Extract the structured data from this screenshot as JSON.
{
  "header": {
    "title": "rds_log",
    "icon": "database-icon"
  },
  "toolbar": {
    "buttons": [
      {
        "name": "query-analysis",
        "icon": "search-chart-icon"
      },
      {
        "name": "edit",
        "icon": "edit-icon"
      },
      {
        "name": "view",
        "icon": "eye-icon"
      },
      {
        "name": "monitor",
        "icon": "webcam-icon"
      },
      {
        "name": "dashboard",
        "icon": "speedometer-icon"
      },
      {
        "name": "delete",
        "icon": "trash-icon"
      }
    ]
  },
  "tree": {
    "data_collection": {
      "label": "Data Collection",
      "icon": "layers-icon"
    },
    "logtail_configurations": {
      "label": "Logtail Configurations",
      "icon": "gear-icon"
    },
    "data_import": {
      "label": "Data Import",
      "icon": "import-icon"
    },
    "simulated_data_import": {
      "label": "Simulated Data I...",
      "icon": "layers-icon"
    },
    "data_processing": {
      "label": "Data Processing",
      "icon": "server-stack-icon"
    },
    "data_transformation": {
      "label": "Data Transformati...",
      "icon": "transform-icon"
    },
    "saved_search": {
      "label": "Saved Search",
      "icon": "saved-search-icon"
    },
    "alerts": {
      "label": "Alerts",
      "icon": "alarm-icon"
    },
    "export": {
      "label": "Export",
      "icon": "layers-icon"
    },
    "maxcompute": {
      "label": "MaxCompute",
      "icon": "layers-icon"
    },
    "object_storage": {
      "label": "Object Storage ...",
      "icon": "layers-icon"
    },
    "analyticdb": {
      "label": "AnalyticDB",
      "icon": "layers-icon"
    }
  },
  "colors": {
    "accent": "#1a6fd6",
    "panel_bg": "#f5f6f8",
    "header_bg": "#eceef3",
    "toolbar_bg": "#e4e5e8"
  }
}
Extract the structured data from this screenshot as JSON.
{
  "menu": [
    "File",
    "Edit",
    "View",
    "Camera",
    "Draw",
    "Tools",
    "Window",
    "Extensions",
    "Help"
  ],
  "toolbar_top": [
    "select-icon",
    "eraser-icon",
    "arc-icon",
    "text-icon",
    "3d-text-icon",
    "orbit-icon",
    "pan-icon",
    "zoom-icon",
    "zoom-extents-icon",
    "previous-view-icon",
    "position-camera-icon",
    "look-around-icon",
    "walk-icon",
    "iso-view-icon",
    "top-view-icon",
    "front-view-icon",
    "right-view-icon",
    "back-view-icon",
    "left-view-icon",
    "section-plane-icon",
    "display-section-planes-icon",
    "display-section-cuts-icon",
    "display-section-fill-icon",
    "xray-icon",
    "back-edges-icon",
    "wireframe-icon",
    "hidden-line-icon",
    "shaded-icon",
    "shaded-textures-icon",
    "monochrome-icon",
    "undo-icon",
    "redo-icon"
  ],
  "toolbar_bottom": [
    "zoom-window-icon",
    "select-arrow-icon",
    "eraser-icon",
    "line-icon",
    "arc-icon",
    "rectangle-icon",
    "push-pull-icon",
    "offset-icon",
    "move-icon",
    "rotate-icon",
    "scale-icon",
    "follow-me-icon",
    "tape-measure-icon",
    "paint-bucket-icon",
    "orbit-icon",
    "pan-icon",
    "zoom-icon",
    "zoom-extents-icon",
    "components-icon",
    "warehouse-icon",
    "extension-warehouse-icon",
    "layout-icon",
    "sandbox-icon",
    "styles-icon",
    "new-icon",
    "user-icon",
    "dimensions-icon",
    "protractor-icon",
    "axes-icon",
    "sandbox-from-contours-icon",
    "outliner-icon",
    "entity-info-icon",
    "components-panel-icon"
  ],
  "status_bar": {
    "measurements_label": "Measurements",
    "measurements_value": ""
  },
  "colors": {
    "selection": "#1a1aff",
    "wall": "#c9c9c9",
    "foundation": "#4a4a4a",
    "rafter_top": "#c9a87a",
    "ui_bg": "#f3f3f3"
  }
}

● ● ●

__What you have to do__. Output each record exactly, leaving nothing out.

__Correct output__.
Extract the structured data from this screenshot as JSON.
{
  "header": {
    "title": "rds_log",
    "icon": "database-icon"
  },
  "toolbar": {
    "buttons": [
      {
        "name": "query-analysis",
        "icon": "search-chart-icon"
      },
      {
        "name": "edit",
        "icon": "edit-icon"
      },
      {
        "name": "view",
        "icon": "eye-icon"
      },
      {
        "name": "monitor",
        "icon": "webcam-icon"
      },
      {
        "name": "dashboard",
        "icon": "speedometer-icon"
      },
      {
        "name": "delete",
        "icon": "trash-icon"
      }
    ]
  },
  "tree": {
    "data_collection": {
      "label": "Data Collection",
      "icon": "layers-icon"
    },
    "logtail_configurations": {
      "label": "Logtail Configurations",
      "icon": "gear-icon"
    },
    "data_import": {
      "label": "Data Import",
      "icon": "import-icon"
    },
    "simulated_data_import": {
      "label": "Simulated Data I...",
      "icon": "layers-icon"
    },
    "data_processing": {
      "label": "Data Processing",
      "icon": "server-stack-icon"
    },
    "data_transformation": {
      "label": "Data Transformati...",
      "icon": "transform-icon"
    },
    "saved_search": {
      "label": "Saved Search",
      "icon": "saved-search-icon"
    },
    "alerts": {
      "label": "Alerts",
      "icon": "alarm-icon"
    },
    "export": {
      "label": "Export",
      "icon": "layers-icon"
    },
    "maxcompute": {
      "label": "MaxCompute",
      "icon": "layers-icon"
    },
    "object_storage": {
      "label": "Object Storage ...",
      "icon": "layers-icon"
    },
    "analyticdb": {
      "label": "AnalyticDB",
      "icon": "layers-icon"
    }
  },
  "colors": {
    "accent": "#1a6fd6",
    "panel_bg": "#f5f6f8",
    "header_bg": "#eceef3",
    "toolbar_bg": "#e4e5e8"
  }
}
Extract the structured data from this screenshot as JSON.
{
  "menu": [
    "File",
    "Edit",
    "View",
    "Camera",
    "Draw",
    "Tools",
    "Window",
    "Extensions",
    "Help"
  ],
  "toolbar_top": [
    "select-icon",
    "eraser-icon",
    "arc-icon",
    "text-icon",
    "3d-text-icon",
    "orbit-icon",
    "pan-icon",
    "zoom-icon",
    "zoom-extents-icon",
    "previous-view-icon",
    "position-camera-icon",
    "look-around-icon",
    "walk-icon",
    "iso-view-icon",
    "top-view-icon",
    "front-view-icon",
    "right-view-icon",
    "back-view-icon",
    "left-view-icon",
    "section-plane-icon",
    "display-section-planes-icon",
    "display-section-cuts-icon",
    "display-section-fill-icon",
    "xray-icon",
    "back-edges-icon",
    "wireframe-icon",
    "hidden-line-icon",
    "shaded-icon",
    "shaded-textures-icon",
    "monochrome-icon",
    "undo-icon",
    "redo-icon"
  ],
  "toolbar_bottom": [
    "zoom-window-icon",
    "select-arrow-icon",
    "eraser-icon",
    "line-icon",
    "arc-icon",
    "rectangle-icon",
    "push-pull-icon",
    "offset-icon",
    "move-icon",
    "rotate-icon",
    "scale-icon",
    "follow-me-icon",
    "tape-measure-icon",
    "paint-bucket-icon",
    "orbit-icon",
    "pan-icon",
    "zoom-icon",
    "zoom-extents-icon",
    "components-icon",
    "warehouse-icon",
    "extension-warehouse-icon",
    "layout-icon",
    "sandbox-icon",
    "styles-icon",
    "new-icon",
    "user-icon",
    "dimensions-icon",
    "protractor-icon",
    "axes-icon",
    "sandbox-from-contours-icon",
    "outliner-icon",
    "entity-info-icon",
    "components-panel-icon"
  ],
  "status_bar": {
    "measurements_label": "Measurements",
    "measurements_value": ""
  },
  "colors": {
    "selection": "#1a1aff",
    "wall": "#c9c9c9",
    "foundation": "#4a4a4a",
    "rafter_top": "#c9a87a",
    "ui_bg": "#f3f3f3"
  }
}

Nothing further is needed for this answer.